** Directions **
Check each line of the data below for the word "ICMP", then extract the ones that have it.
-- begin --
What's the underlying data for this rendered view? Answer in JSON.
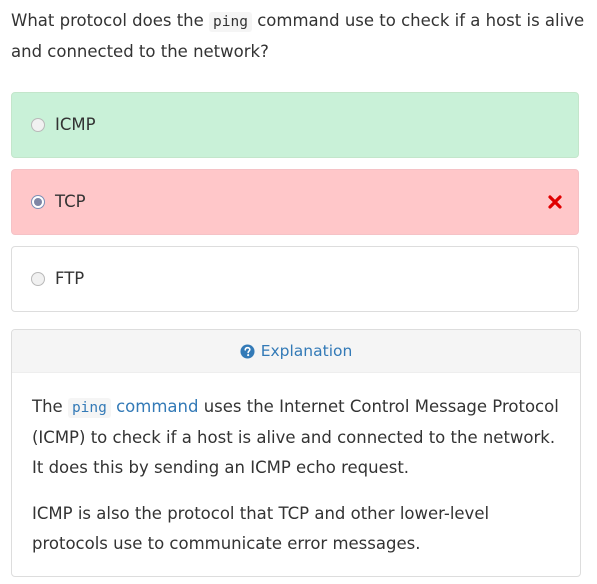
{
  "question": {
    "prefix": "What protocol does the ",
    "code": "ping",
    "suffix": " command use to check if a host is alive and connected to the network?"
  },
  "options": [
    {
      "label": "ICMP",
      "state": "correct",
      "selected": false
    },
    {
      "label": "TCP",
      "state": "wrong",
      "selected": true,
      "mark": "cross-icon"
    },
    {
      "label": "FTP",
      "state": "neutral",
      "selected": false
    }
  ],
  "explanation": {
    "header_label": "Explanation",
    "header_icon": "question-circle-icon",
    "p1": {
      "lead": "The ",
      "link_code": "ping",
      "link_text": " command",
      "rest_line1": " uses the Internet Control Message Protocol",
      "line2": "(ICMP) to check if a host is alive and connected to the network.",
      "line3": "It does this by sending an ICMP echo request."
    },
    "p2": {
      "line1": "ICMP is also the protocol that TCP and other lower-level",
      "line2": "protocols use to communicate error messages."
    }
  },
  "colors": {
    "correct_bg": "#c9f1d8",
    "wrong_bg": "#ffc7c9",
    "link": "#337ab7",
    "cross": "#e00000"
  }
}
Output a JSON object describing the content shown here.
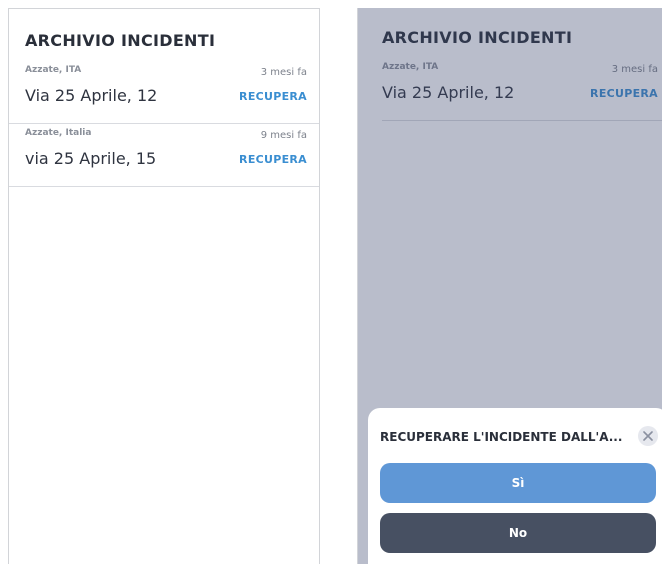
{
  "left": {
    "title": "ARCHIVIO INCIDENTI",
    "items": [
      {
        "city": "Azzate, ITA",
        "time": "3 mesi fa",
        "address": "Via 25 Aprile, 12",
        "action": "RECUPERA"
      },
      {
        "city": "Azzate, Italia",
        "time": "9 mesi fa",
        "address": "via 25 Aprile, 15",
        "action": "RECUPERA"
      }
    ]
  },
  "right": {
    "title": "ARCHIVIO INCIDENTI",
    "items": [
      {
        "city": "Azzate, ITA",
        "time": "3 mesi fa",
        "address": "Via 25 Aprile, 12",
        "action": "RECUPERA"
      }
    ],
    "dialog": {
      "title": "RECUPERARE L'INCIDENTE DALL'A...",
      "yes_label": "Sì",
      "no_label": "No",
      "close_icon": "close-icon"
    }
  },
  "colors": {
    "accent_link": "#3a8ed1",
    "yes_button": "#5f97d6",
    "no_button": "#475062",
    "overlay": "#b9bfd0"
  }
}
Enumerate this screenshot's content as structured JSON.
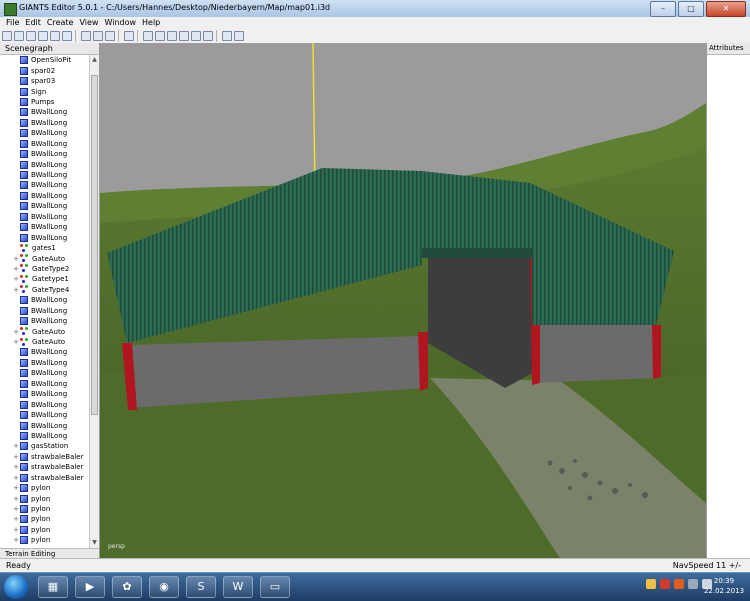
{
  "window": {
    "title": "GIANTS Editor 5.0.1 - C:/Users/Hannes/Desktop/Niederbayern/Map/map01.i3d",
    "min": "–",
    "max": "□",
    "close": "✕"
  },
  "menu": [
    "File",
    "Edit",
    "Create",
    "View",
    "Window",
    "Help"
  ],
  "sidebar": {
    "title": "Scenegraph",
    "items": [
      {
        "label": "OpenSiloPit",
        "icon": "cube",
        "exp": ""
      },
      {
        "label": "spar02",
        "icon": "cube",
        "exp": ""
      },
      {
        "label": "spar03",
        "icon": "cube",
        "exp": ""
      },
      {
        "label": "Sign",
        "icon": "cube",
        "exp": ""
      },
      {
        "label": "Pumps",
        "icon": "cube",
        "exp": ""
      },
      {
        "label": "BWallLong",
        "icon": "cube",
        "exp": ""
      },
      {
        "label": "BWallLong",
        "icon": "cube",
        "exp": ""
      },
      {
        "label": "BWallLong",
        "icon": "cube",
        "exp": ""
      },
      {
        "label": "BWallLong",
        "icon": "cube",
        "exp": ""
      },
      {
        "label": "BWallLong",
        "icon": "cube",
        "exp": ""
      },
      {
        "label": "BWallLong",
        "icon": "cube",
        "exp": ""
      },
      {
        "label": "BWallLong",
        "icon": "cube",
        "exp": ""
      },
      {
        "label": "BWallLong",
        "icon": "cube",
        "exp": ""
      },
      {
        "label": "BWallLong",
        "icon": "cube",
        "exp": ""
      },
      {
        "label": "BWallLong",
        "icon": "cube",
        "exp": ""
      },
      {
        "label": "BWallLong",
        "icon": "cube",
        "exp": ""
      },
      {
        "label": "BWallLong",
        "icon": "cube",
        "exp": ""
      },
      {
        "label": "BWallLong",
        "icon": "cube",
        "exp": ""
      },
      {
        "label": "gates1",
        "icon": "tg",
        "exp": ""
      },
      {
        "label": "GateAuto",
        "icon": "tg",
        "exp": "+"
      },
      {
        "label": "GateType2",
        "icon": "tg",
        "exp": "+"
      },
      {
        "label": "Gatetype1",
        "icon": "tg",
        "exp": "+"
      },
      {
        "label": "GateType4",
        "icon": "tg",
        "exp": "+"
      },
      {
        "label": "BWallLong",
        "icon": "cube",
        "exp": ""
      },
      {
        "label": "BWallLong",
        "icon": "cube",
        "exp": ""
      },
      {
        "label": "BWallLong",
        "icon": "cube",
        "exp": ""
      },
      {
        "label": "GateAuto",
        "icon": "tg",
        "exp": "+"
      },
      {
        "label": "GateAuto",
        "icon": "tg",
        "exp": "+"
      },
      {
        "label": "BWallLong",
        "icon": "cube",
        "exp": ""
      },
      {
        "label": "BWallLong",
        "icon": "cube",
        "exp": ""
      },
      {
        "label": "BWallLong",
        "icon": "cube",
        "exp": ""
      },
      {
        "label": "BWallLong",
        "icon": "cube",
        "exp": ""
      },
      {
        "label": "BWallLong",
        "icon": "cube",
        "exp": ""
      },
      {
        "label": "BWallLong",
        "icon": "cube",
        "exp": ""
      },
      {
        "label": "BWallLong",
        "icon": "cube",
        "exp": ""
      },
      {
        "label": "BWallLong",
        "icon": "cube",
        "exp": ""
      },
      {
        "label": "BWallLong",
        "icon": "cube",
        "exp": ""
      },
      {
        "label": "gasStation",
        "icon": "cube",
        "exp": "+"
      },
      {
        "label": "strawbaleBaler",
        "icon": "cube",
        "exp": "+"
      },
      {
        "label": "strawbaleBaler",
        "icon": "cube",
        "exp": "+"
      },
      {
        "label": "strawbaleBaler",
        "icon": "cube",
        "exp": "+"
      },
      {
        "label": "pylon",
        "icon": "cube",
        "exp": "+"
      },
      {
        "label": "pylon",
        "icon": "cube",
        "exp": "+"
      },
      {
        "label": "pylon",
        "icon": "cube",
        "exp": "+"
      },
      {
        "label": "pylon",
        "icon": "cube",
        "exp": "+"
      },
      {
        "label": "pylon",
        "icon": "cube",
        "exp": "+"
      },
      {
        "label": "pylon",
        "icon": "cube",
        "exp": "+"
      }
    ],
    "terrain_tab": "Terrain Editing"
  },
  "viewport": {
    "camera_label": "persp"
  },
  "attributes": {
    "title": "Attributes"
  },
  "status": {
    "left": "Ready",
    "right": "NavSpeed 11 +/-"
  },
  "taskbar": {
    "apps": [
      {
        "name": "explorer",
        "glyph": "▦"
      },
      {
        "name": "media-player",
        "glyph": "▶"
      },
      {
        "name": "giants-editor",
        "glyph": "✿"
      },
      {
        "name": "firefox",
        "glyph": "◉"
      },
      {
        "name": "skype",
        "glyph": "S"
      },
      {
        "name": "word",
        "glyph": "W"
      },
      {
        "name": "folder",
        "glyph": "▭"
      }
    ],
    "time": "20:39",
    "date": "22.02.2013"
  },
  "colors": {
    "roof": "#2e6b53",
    "wall": "#6b6b6b",
    "beam": "#b1151f",
    "grass": "#4f6b2a",
    "sky": "#9b9b9b"
  }
}
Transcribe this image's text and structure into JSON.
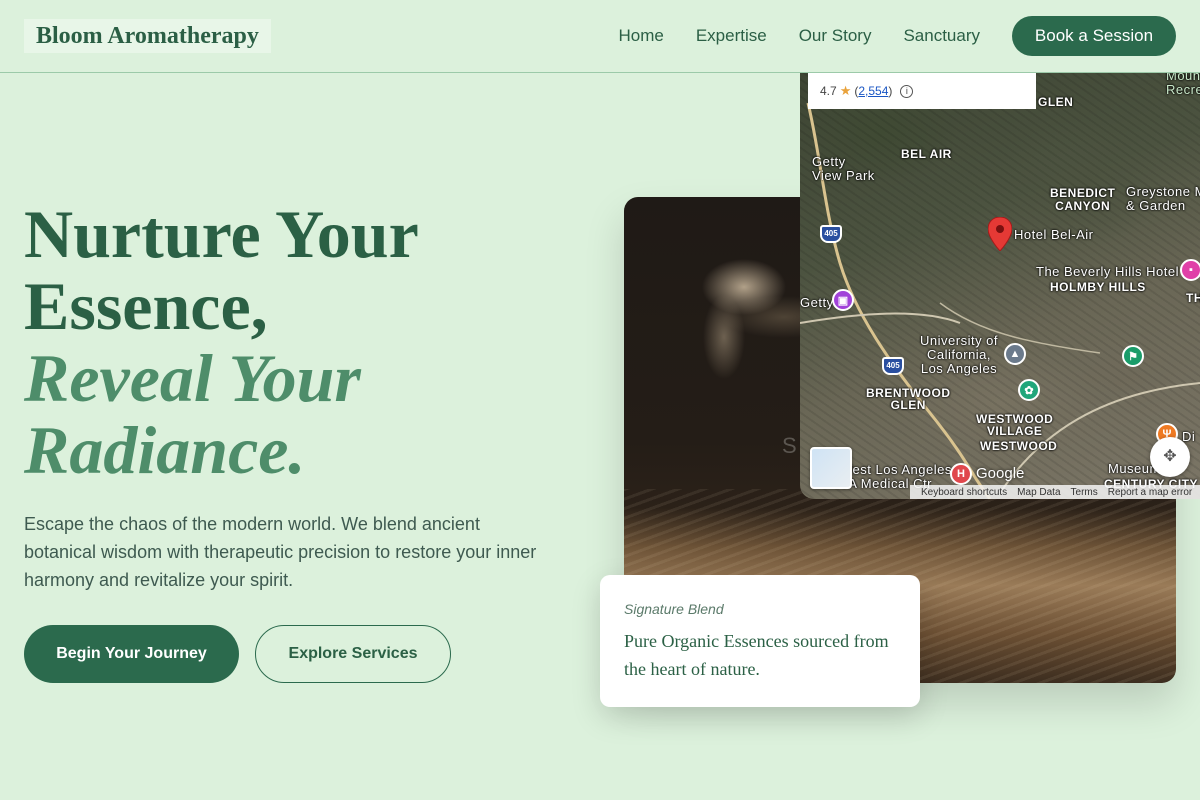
{
  "header": {
    "logo": "Bloom Aromatherapy",
    "nav": [
      "Home",
      "Expertise",
      "Our Story",
      "Sanctuary"
    ],
    "cta": "Book a Session"
  },
  "hero": {
    "line1": "Nurture Your",
    "line2": "Essence,",
    "line3": "Reveal Your",
    "line4": "Radiance.",
    "lede": "Escape the chaos of the modern world. We blend ancient botanical wisdom with therapeutic precision to restore your inner harmony and revitalize your spirit.",
    "primary_button": "Begin Your Journey",
    "secondary_button": "Explore Services"
  },
  "photo": {
    "overlay_text": "S"
  },
  "map": {
    "rating": "4.7",
    "review_count": "2,554",
    "labels": {
      "glen": "GLEN",
      "bel_air": "BEL AIR",
      "getty_view_park": "Getty\nView Park",
      "hotel_bel_air": "Hotel Bel-Air",
      "benedict_canyon": "BENEDICT\nCANYON",
      "greystone": "Greystone M\n& Garden",
      "beverly_hills_hotel": "The Beverly Hills Hotel",
      "holmby_hills": "HOLMBY HILLS",
      "getty": "Getty",
      "ucla": "University of\nCalifornia,\nLos Angeles",
      "brentwood_glen": "BRENTWOOD\nGLEN",
      "westwood_village": "WESTWOOD\nVILLAGE",
      "westwood": "WESTWOOD",
      "west_la_va": "West Los Angeles\nVA Medical Ctr",
      "museum": "Museum",
      "century_city": "CENTURY CITY",
      "mount_recreation": "Mount\nRecre",
      "th": "TH",
      "di": "Di"
    },
    "shield_405": "405",
    "google": "Google",
    "attribution": [
      "Keyboard shortcuts",
      "Map Data",
      "Terms",
      "Report a map error"
    ]
  },
  "blend": {
    "label": "Signature Blend",
    "description": "Pure Organic Essences sourced from the heart of nature."
  },
  "colors": {
    "background": "#dcf1dc",
    "primary": "#2b6a4d",
    "accent_italic": "#4e8d6a"
  },
  "icons": {
    "star": "star-icon",
    "info": "info-icon",
    "marker": "map-marker-icon",
    "hospital": "hospital-icon",
    "museum": "museum-icon",
    "school": "school-icon",
    "park": "park-icon",
    "pan": "pan-control-icon"
  }
}
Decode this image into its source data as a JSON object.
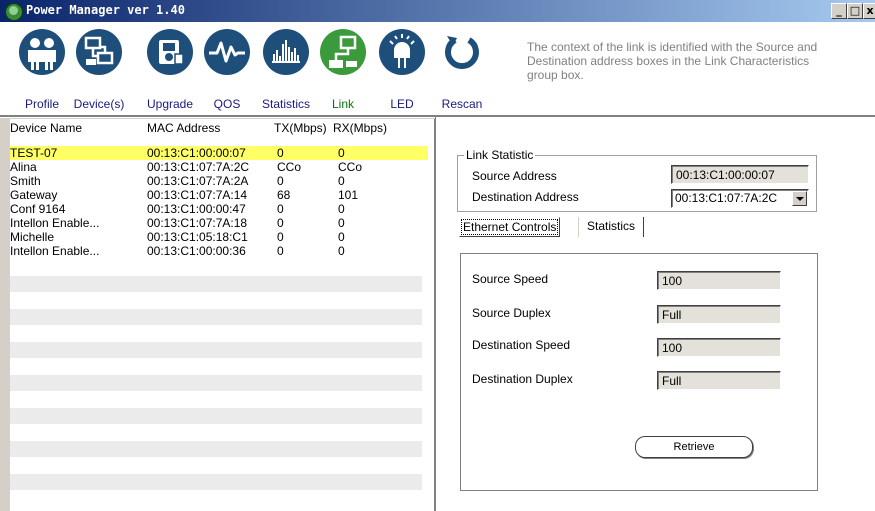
{
  "window": {
    "title": "Power Manager ver 1.40",
    "controls": {
      "minimize": "_",
      "maximize": "□",
      "close": "x"
    }
  },
  "toolbar": {
    "items": [
      {
        "label": "Profile",
        "icon": "people-icon"
      },
      {
        "label": "Device(s)",
        "icon": "network-devices-icon"
      },
      {
        "label": "Upgrade",
        "icon": "upgrade-disk-icon"
      },
      {
        "label": "QOS",
        "icon": "waveform-icon"
      },
      {
        "label": "Statistics",
        "icon": "bar-graph-icon"
      },
      {
        "label": "Link",
        "icon": "link-network-icon",
        "active": true
      },
      {
        "label": "LED",
        "icon": "led-light-icon"
      },
      {
        "label": "Rescan",
        "icon": "rescan-refresh-icon"
      }
    ],
    "hint": "The context of the link is identified with the Source and Destination address boxes in the Link Characteristics group box."
  },
  "device_table": {
    "columns": [
      "Device Name",
      "MAC Address",
      "TX(Mbps)",
      "RX(Mbps)"
    ],
    "rows": [
      {
        "name": "TEST-07",
        "mac": "00:13:C1:00:00:07",
        "tx": "0",
        "rx": "0",
        "selected": true
      },
      {
        "name": "Alina",
        "mac": "00:13:C1:07:7A:2C",
        "tx": "CCo",
        "rx": "CCo"
      },
      {
        "name": "Smith",
        "mac": "00:13:C1:07:7A:2A",
        "tx": "0",
        "rx": "0"
      },
      {
        "name": "Gateway",
        "mac": "00:13:C1:07:7A:14",
        "tx": "68",
        "rx": "101"
      },
      {
        "name": "Conf 9164",
        "mac": "00:13:C1:00:00:47",
        "tx": "0",
        "rx": "0"
      },
      {
        "name": "Intellon Enable...",
        "mac": "00:13:C1:07:7A:18",
        "tx": "0",
        "rx": "0"
      },
      {
        "name": "Michelle",
        "mac": "00:13:C1:05:18:C1",
        "tx": "0",
        "rx": "0"
      },
      {
        "name": "Intellon Enable...",
        "mac": "00:13:C1:00:00:36",
        "tx": "0",
        "rx": "0"
      }
    ]
  },
  "link_statistic": {
    "group_title": "Link Statistic",
    "source_label": "Source Address",
    "source_value": "00:13:C1:00:00:07",
    "destination_label": "Destination Address",
    "destination_value": "00:13:C1:07:7A:2C"
  },
  "tabs": [
    {
      "label": "Ethernet Controls",
      "active": true
    },
    {
      "label": "Statistics",
      "active": false
    }
  ],
  "ethernet_controls": {
    "source_speed_label": "Source Speed",
    "source_speed_value": "100",
    "source_duplex_label": "Source Duplex",
    "source_duplex_value": "Full",
    "destination_speed_label": "Destination Speed",
    "destination_speed_value": "100",
    "destination_duplex_label": "Destination Duplex",
    "destination_duplex_value": "Full",
    "retrieve_label": "Retrieve"
  },
  "colors": {
    "title_bar": "#0a246a",
    "selected_row": "#ffff66",
    "toolbar_icon": "#1e4f7a",
    "active_icon": "#3b9a3b",
    "label_blue": "#1a1a80"
  }
}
-- end --
** In response **
      "label": "ICMP",
      "line2": "(ICMP) to check if a host is alive and connected to the network.",
      "line3": "It does this by sending an ICMP echo request."
      "line1": "ICMP is also the protocol that TCP and other lower-level",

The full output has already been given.